> [EXERCISE OBJECTIVE]:
Retype each record below word for word. Leave the pictures out.

+++

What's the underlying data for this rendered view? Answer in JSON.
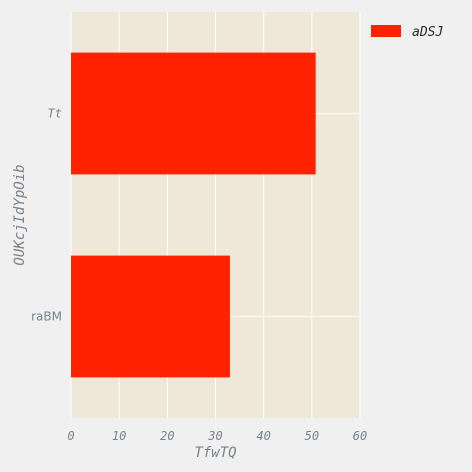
{
  "chart_data": {
    "type": "bar",
    "orientation": "horizontal",
    "categories": [
      "raBM",
      "Tt"
    ],
    "series": [
      {
        "name": "aDSJ",
        "values": [
          33,
          50.8
        ],
        "color": "#ff2200"
      }
    ],
    "xlabel": "TfwTQ",
    "ylabel": "OUKcjIdYpOib",
    "xlim": [
      0,
      60
    ],
    "xticks": [
      "0",
      "10",
      "20",
      "30",
      "40",
      "50",
      "60"
    ],
    "grid": true,
    "legend_position": "top-right",
    "colors": {
      "plot_background": "#efe8d8",
      "figure_background": "#f0f0f0",
      "grid": "#ffffff",
      "text": "#77838c"
    }
  }
}
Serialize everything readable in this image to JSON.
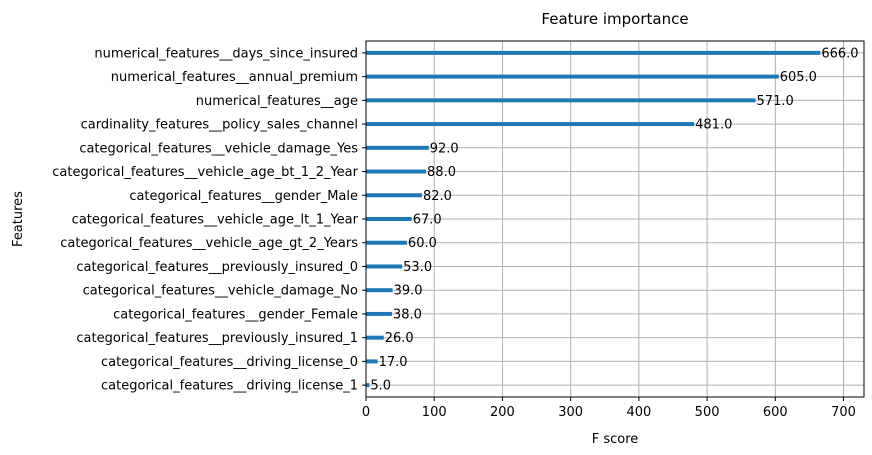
{
  "chart_data": {
    "type": "bar",
    "orientation": "horizontal",
    "title": "Feature importance",
    "xlabel": "F score",
    "ylabel": "Features",
    "xlim": [
      0,
      730
    ],
    "xticks": [
      0,
      100,
      200,
      300,
      400,
      500,
      600,
      700
    ],
    "grid": true,
    "bar_color": "#1f77b4",
    "categories": [
      "numerical_features__days_since_insured",
      "numerical_features__annual_premium",
      "numerical_features__age",
      "cardinality_features__policy_sales_channel",
      "categorical_features__vehicle_damage_Yes",
      "categorical_features__vehicle_age_bt_1_2_Year",
      "categorical_features__gender_Male",
      "categorical_features__vehicle_age_lt_1_Year",
      "categorical_features__vehicle_age_gt_2_Years",
      "categorical_features__previously_insured_0",
      "categorical_features__vehicle_damage_No",
      "categorical_features__gender_Female",
      "categorical_features__previously_insured_1",
      "categorical_features__driving_license_0",
      "categorical_features__driving_license_1"
    ],
    "values": [
      666,
      605,
      571,
      481,
      92,
      88,
      82,
      67,
      60,
      53,
      39,
      38,
      26,
      17,
      5
    ],
    "value_labels": [
      "666.0",
      "605.0",
      "571.0",
      "481.0",
      "92.0",
      "88.0",
      "82.0",
      "67.0",
      "60.0",
      "53.0",
      "39.0",
      "38.0",
      "26.0",
      "17.0",
      "5.0"
    ]
  }
}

+++

> [RESPONSE TO THE EXERCISE]:
What's the underlying data for this rendered view? Answer in JSON.
{
  "chart_data": {
    "type": "bar",
    "orientation": "horizontal",
    "categories": [
      "raBM",
      "Tt"
    ],
    "series": [
      {
        "name": "aDSJ",
        "values": [
          33,
          50.8
        ],
        "color": "#ff2200"
      }
    ],
    "xlabel": "TfwTQ",
    "ylabel": "OUKcjIdYpOib",
    "xlim": [
      0,
      60
    ],
    "xticks": [
      "0",
      "10",
      "20",
      "30",
      "40",
      "50",
      "60"
    ],
    "grid": true,
    "legend_position": "top-right",
    "colors": {
      "plot_background": "#efe8d8",
      "figure_background": "#f0f0f0",
      "grid": "#ffffff",
      "text": "#77838c"
    }
  }
}
Serialize everything readable in this image to JSON.
{
  "chart_data": {
    "type": "bar",
    "orientation": "horizontal",
    "title": "Feature importance",
    "xlabel": "F score",
    "ylabel": "Features",
    "xlim": [
      0,
      730
    ],
    "xticks": [
      0,
      100,
      200,
      300,
      400,
      500,
      600,
      700
    ],
    "grid": true,
    "bar_color": "#1f77b4",
    "categories": [
      "numerical_features__days_since_insured",
      "numerical_features__annual_premium",
      "numerical_features__age",
      "cardinality_features__policy_sales_channel",
      "categorical_features__vehicle_damage_Yes",
      "categorical_features__vehicle_age_bt_1_2_Year",
      "categorical_features__gender_Male",
      "categorical_features__vehicle_age_lt_1_Year",
      "categorical_features__vehicle_age_gt_2_Years",
      "categorical_features__previously_insured_0",
      "categorical_features__vehicle_damage_No",
      "categorical_features__gender_Female",
      "categorical_features__previously_insured_1",
      "categorical_features__driving_license_0",
      "categorical_features__driving_license_1"
    ],
    "values": [
      666,
      605,
      571,
      481,
      92,
      88,
      82,
      67,
      60,
      53,
      39,
      38,
      26,
      17,
      5
    ],
    "value_labels": [
      "666.0",
      "605.0",
      "571.0",
      "481.0",
      "92.0",
      "88.0",
      "82.0",
      "67.0",
      "60.0",
      "53.0",
      "39.0",
      "38.0",
      "26.0",
      "17.0",
      "5.0"
    ]
  }
}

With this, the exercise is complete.